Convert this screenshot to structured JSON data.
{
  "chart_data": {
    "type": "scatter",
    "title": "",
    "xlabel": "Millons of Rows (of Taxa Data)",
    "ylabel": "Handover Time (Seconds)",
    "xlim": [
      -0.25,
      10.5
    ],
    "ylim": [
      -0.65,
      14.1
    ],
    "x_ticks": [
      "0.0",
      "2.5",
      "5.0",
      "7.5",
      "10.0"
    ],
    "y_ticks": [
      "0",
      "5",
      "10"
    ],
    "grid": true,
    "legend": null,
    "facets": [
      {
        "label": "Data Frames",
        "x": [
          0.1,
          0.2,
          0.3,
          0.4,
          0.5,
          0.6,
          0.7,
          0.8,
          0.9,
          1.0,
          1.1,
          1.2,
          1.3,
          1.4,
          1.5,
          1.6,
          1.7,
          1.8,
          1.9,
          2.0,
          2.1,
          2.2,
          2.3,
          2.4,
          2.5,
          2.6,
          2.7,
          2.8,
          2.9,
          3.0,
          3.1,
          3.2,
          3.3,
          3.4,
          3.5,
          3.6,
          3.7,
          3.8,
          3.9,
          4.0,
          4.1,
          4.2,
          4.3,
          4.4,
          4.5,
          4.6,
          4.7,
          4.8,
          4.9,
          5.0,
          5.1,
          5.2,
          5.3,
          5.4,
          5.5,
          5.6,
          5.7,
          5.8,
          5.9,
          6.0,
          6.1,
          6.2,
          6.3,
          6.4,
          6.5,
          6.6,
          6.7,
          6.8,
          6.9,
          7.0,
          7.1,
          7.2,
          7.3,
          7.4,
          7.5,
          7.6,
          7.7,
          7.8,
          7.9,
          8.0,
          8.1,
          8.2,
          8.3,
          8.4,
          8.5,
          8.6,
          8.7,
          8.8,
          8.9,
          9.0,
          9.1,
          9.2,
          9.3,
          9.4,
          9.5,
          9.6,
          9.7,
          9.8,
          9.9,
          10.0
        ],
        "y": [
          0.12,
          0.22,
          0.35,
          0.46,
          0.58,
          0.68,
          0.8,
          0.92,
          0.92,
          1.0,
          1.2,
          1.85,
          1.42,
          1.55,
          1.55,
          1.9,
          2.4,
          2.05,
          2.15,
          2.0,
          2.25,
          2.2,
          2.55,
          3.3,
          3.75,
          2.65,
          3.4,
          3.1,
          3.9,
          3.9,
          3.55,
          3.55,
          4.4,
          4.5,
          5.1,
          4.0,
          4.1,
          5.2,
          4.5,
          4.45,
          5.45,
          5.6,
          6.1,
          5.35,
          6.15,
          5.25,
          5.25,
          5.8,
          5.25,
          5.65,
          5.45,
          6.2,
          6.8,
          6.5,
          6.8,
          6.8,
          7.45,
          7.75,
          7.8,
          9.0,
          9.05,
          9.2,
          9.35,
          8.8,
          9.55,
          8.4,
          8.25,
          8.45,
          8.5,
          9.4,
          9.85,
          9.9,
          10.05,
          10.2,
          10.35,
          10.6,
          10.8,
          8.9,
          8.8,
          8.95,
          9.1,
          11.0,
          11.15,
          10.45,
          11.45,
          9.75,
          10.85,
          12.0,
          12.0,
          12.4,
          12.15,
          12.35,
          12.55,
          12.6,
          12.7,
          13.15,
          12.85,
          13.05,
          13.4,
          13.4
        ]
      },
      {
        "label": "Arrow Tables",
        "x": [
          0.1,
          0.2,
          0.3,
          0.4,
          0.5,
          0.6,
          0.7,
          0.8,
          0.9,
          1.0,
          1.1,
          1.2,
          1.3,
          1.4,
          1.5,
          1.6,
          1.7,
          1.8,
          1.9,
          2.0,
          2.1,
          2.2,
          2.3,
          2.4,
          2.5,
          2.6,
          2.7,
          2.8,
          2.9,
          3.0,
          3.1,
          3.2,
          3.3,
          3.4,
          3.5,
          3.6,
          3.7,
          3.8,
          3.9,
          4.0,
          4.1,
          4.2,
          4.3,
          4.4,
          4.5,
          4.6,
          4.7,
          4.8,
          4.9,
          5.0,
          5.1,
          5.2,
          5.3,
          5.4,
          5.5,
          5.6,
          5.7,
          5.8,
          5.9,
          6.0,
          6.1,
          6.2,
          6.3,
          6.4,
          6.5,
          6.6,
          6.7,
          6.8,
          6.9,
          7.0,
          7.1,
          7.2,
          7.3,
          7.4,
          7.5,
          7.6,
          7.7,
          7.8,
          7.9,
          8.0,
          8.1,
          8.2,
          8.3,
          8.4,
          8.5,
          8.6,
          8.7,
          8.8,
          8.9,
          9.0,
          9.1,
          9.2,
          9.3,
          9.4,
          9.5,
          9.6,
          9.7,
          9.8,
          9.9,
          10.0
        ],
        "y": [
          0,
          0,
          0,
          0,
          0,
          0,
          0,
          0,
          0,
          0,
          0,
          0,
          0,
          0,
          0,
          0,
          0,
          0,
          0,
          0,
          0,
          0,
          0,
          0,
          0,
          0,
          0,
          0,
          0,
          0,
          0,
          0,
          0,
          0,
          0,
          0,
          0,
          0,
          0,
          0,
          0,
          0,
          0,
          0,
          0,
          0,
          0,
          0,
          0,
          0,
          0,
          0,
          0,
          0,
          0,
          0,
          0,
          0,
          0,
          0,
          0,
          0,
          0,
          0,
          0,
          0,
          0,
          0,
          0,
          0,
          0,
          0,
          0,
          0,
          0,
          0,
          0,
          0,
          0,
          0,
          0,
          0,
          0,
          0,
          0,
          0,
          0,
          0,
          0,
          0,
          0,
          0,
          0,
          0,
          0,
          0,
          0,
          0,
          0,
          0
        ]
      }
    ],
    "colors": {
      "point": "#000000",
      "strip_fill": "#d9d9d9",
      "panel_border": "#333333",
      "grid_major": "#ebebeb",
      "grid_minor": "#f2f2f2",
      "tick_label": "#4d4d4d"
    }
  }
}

..............................

#### [Requirement]
All of the entries need to be reproduced exactly; please write them out.

#### [Task output]
Convert this screenshot to structured JSON data.
{
  "chart_data": {
    "type": "scatter",
    "title": "",
    "xlabel": "Millons of Rows (of Taxa Data)",
    "ylabel": "Handover Time (Seconds)",
    "xlim": [
      -0.25,
      10.5
    ],
    "ylim": [
      -0.65,
      14.1
    ],
    "x_ticks": [
      "0.0",
      "2.5",
      "5.0",
      "7.5",
      "10.0"
    ],
    "y_ticks": [
      "0",
      "5",
      "10"
    ],
    "grid": true,
    "legend": null,
    "facets": [
      {
        "label": "Data Frames",
        "x": [
          0.1,
          0.2,
          0.3,
          0.4,
          0.5,
          0.6,
          0.7,
          0.8,
          0.9,
          1.0,
          1.1,
          1.2,
          1.3,
          1.4,
          1.5,
          1.6,
          1.7,
          1.8,
          1.9,
          2.0,
          2.1,
          2.2,
          2.3,
          2.4,
          2.5,
          2.6,
          2.7,
          2.8,
          2.9,
          3.0,
          3.1,
          3.2,
          3.3,
          3.4,
          3.5,
          3.6,
          3.7,
          3.8,
          3.9,
          4.0,
          4.1,
          4.2,
          4.3,
          4.4,
          4.5,
          4.6,
          4.7,
          4.8,
          4.9,
          5.0,
          5.1,
          5.2,
          5.3,
          5.4,
          5.5,
          5.6,
          5.7,
          5.8,
          5.9,
          6.0,
          6.1,
          6.2,
          6.3,
          6.4,
          6.5,
          6.6,
          6.7,
          6.8,
          6.9,
          7.0,
          7.1,
          7.2,
          7.3,
          7.4,
          7.5,
          7.6,
          7.7,
          7.8,
          7.9,
          8.0,
          8.1,
          8.2,
          8.3,
          8.4,
          8.5,
          8.6,
          8.7,
          8.8,
          8.9,
          9.0,
          9.1,
          9.2,
          9.3,
          9.4,
          9.5,
          9.6,
          9.7,
          9.8,
          9.9,
          10.0
        ],
        "y": [
          0.12,
          0.22,
          0.35,
          0.46,
          0.58,
          0.68,
          0.8,
          0.92,
          0.92,
          1.0,
          1.2,
          1.85,
          1.42,
          1.55,
          1.55,
          1.9,
          2.4,
          2.05,
          2.15,
          2.0,
          2.25,
          2.2,
          2.55,
          3.3,
          3.75,
          2.65,
          3.4,
          3.1,
          3.9,
          3.9,
          3.55,
          3.55,
          4.4,
          4.5,
          5.1,
          4.0,
          4.1,
          5.2,
          4.5,
          4.45,
          5.45,
          5.6,
          6.1,
          5.35,
          6.15,
          5.25,
          5.25,
          5.8,
          5.25,
          5.65,
          5.45,
          6.2,
          6.8,
          6.5,
          6.8,
          6.8,
          7.45,
          7.75,
          7.8,
          9.0,
          9.05,
          9.2,
          9.35,
          8.8,
          9.55,
          8.4,
          8.25,
          8.45,
          8.5,
          9.4,
          9.85,
          9.9,
          10.05,
          10.2,
          10.35,
          10.6,
          10.8,
          8.9,
          8.8,
          8.95,
          9.1,
          11.0,
          11.15,
          10.45,
          11.45,
          9.75,
          10.85,
          12.0,
          12.0,
          12.4,
          12.15,
          12.35,
          12.55,
          12.6,
          12.7,
          13.15,
          12.85,
          13.05,
          13.4,
          13.4
        ]
      },
      {
        "label": "Arrow Tables",
        "x": [
          0.1,
          0.2,
          0.3,
          0.4,
          0.5,
          0.6,
          0.7,
          0.8,
          0.9,
          1.0,
          1.1,
          1.2,
          1.3,
          1.4,
          1.5,
          1.6,
          1.7,
          1.8,
          1.9,
          2.0,
          2.1,
          2.2,
          2.3,
          2.4,
          2.5,
          2.6,
          2.7,
          2.8,
          2.9,
          3.0,
          3.1,
          3.2,
          3.3,
          3.4,
          3.5,
          3.6,
          3.7,
          3.8,
          3.9,
          4.0,
          4.1,
          4.2,
          4.3,
          4.4,
          4.5,
          4.6,
          4.7,
          4.8,
          4.9,
          5.0,
          5.1,
          5.2,
          5.3,
          5.4,
          5.5,
          5.6,
          5.7,
          5.8,
          5.9,
          6.0,
          6.1,
          6.2,
          6.3,
          6.4,
          6.5,
          6.6,
          6.7,
          6.8,
          6.9,
          7.0,
          7.1,
          7.2,
          7.3,
          7.4,
          7.5,
          7.6,
          7.7,
          7.8,
          7.9,
          8.0,
          8.1,
          8.2,
          8.3,
          8.4,
          8.5,
          8.6,
          8.7,
          8.8,
          8.9,
          9.0,
          9.1,
          9.2,
          9.3,
          9.4,
          9.5,
          9.6,
          9.7,
          9.8,
          9.9,
          10.0
        ],
        "y": [
          0,
          0,
          0,
          0,
          0,
          0,
          0,
          0,
          0,
          0,
          0,
          0,
          0,
          0,
          0,
          0,
          0,
          0,
          0,
          0,
          0,
          0,
          0,
          0,
          0,
          0,
          0,
          0,
          0,
          0,
          0,
          0,
          0,
          0,
          0,
          0,
          0,
          0,
          0,
          0,
          0,
          0,
          0,
          0,
          0,
          0,
          0,
          0,
          0,
          0,
          0,
          0,
          0,
          0,
          0,
          0,
          0,
          0,
          0,
          0,
          0,
          0,
          0,
          0,
          0,
          0,
          0,
          0,
          0,
          0,
          0,
          0,
          0,
          0,
          0,
          0,
          0,
          0,
          0,
          0,
          0,
          0,
          0,
          0,
          0,
          0,
          0,
          0,
          0,
          0,
          0,
          0,
          0,
          0,
          0,
          0,
          0,
          0,
          0,
          0
        ]
      }
    ],
    "colors": {
      "point": "#000000",
      "strip_fill": "#d9d9d9",
      "panel_border": "#333333",
      "grid_major": "#ebebeb",
      "grid_minor": "#f2f2f2",
      "tick_label": "#4d4d4d"
    }
  }
}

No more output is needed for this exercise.